**Written request:**
Each line in the entries below that holds the string "Fourier" is to be listed.

Saved data entries
________________________

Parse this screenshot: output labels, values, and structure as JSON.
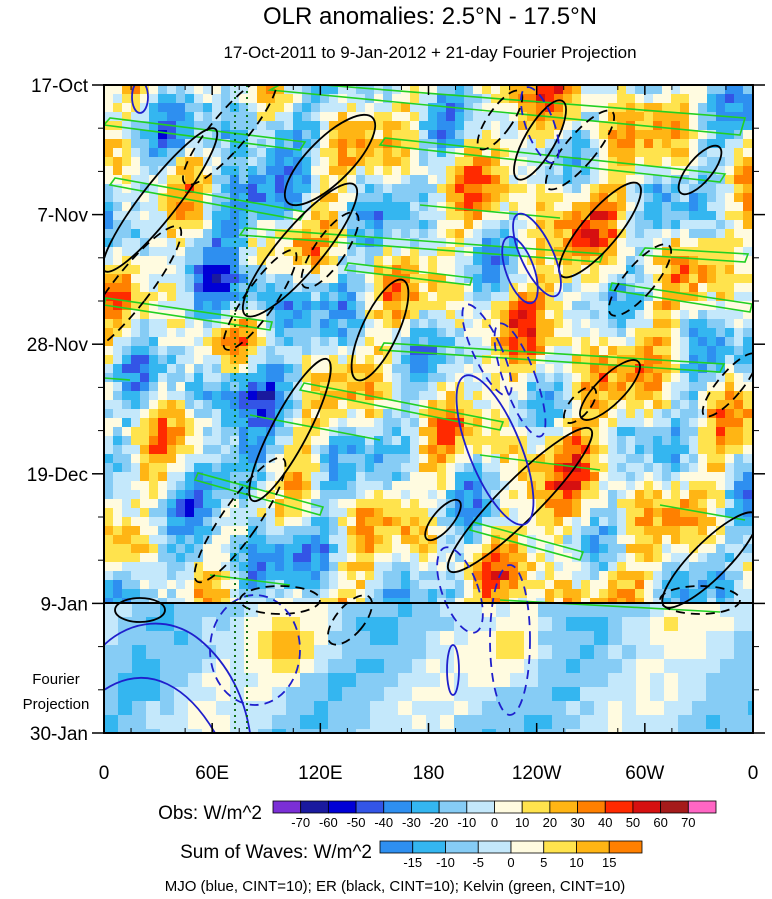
{
  "chart_data": {
    "type": "heatmap",
    "title": "OLR anomalies: 2.5°N - 17.5°N",
    "subtitle": "17-Oct-2011 to 9-Jan-2012 + 21-day Fourier Projection",
    "x_tick_labels": [
      "0",
      "60E",
      "120E",
      "180",
      "120W",
      "60W",
      "0"
    ],
    "y_tick_labels": [
      "17-Oct",
      "7-Nov",
      "28-Nov",
      "19-Dec",
      "9-Jan",
      "30-Jan"
    ],
    "projection_label": [
      "Fourier",
      "Projection"
    ],
    "divider_date": "9-Jan",
    "obs_colorbar": {
      "label": "Obs: W/m^2",
      "levels": [
        "-70",
        "-60",
        "-50",
        "-40",
        "-30",
        "-20",
        "-10",
        "0",
        "10",
        "20",
        "30",
        "40",
        "50",
        "60",
        "70"
      ],
      "colors": [
        "#7b2fd6",
        "#1a1a9e",
        "#0000d6",
        "#3355e6",
        "#2e8ff0",
        "#34b6f0",
        "#86ccf5",
        "#c4e8fb",
        "#fffbe0",
        "#ffe34d",
        "#ffb514",
        "#ff8000",
        "#ff2a00",
        "#d61010",
        "#a51b1b",
        "#ff66c4"
      ]
    },
    "waves_colorbar": {
      "label": "Sum of Waves: W/m^2",
      "levels": [
        "-15",
        "-10",
        "-5",
        "0",
        "5",
        "10",
        "15"
      ],
      "colors": [
        "#2e8ff0",
        "#34b6f0",
        "#86ccf5",
        "#c4e8fb",
        "#fffbe0",
        "#ffe34d",
        "#ffb514",
        "#ff8000"
      ]
    },
    "legend_text": "MJO (blue, CINT=10); ER (black, CINT=10); Kelvin (green, CINT=10)",
    "contour_series": [
      {
        "name": "MJO",
        "color": "#1f1fcc"
      },
      {
        "name": "ER",
        "color": "#000000"
      },
      {
        "name": "Kelvin",
        "color": "#22d022"
      }
    ]
  }
}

________________________

**Exercise output:**
    "subtitle": "17-Oct-2011 to 9-Jan-2012 + 21-day Fourier Projection",
      "Fourier",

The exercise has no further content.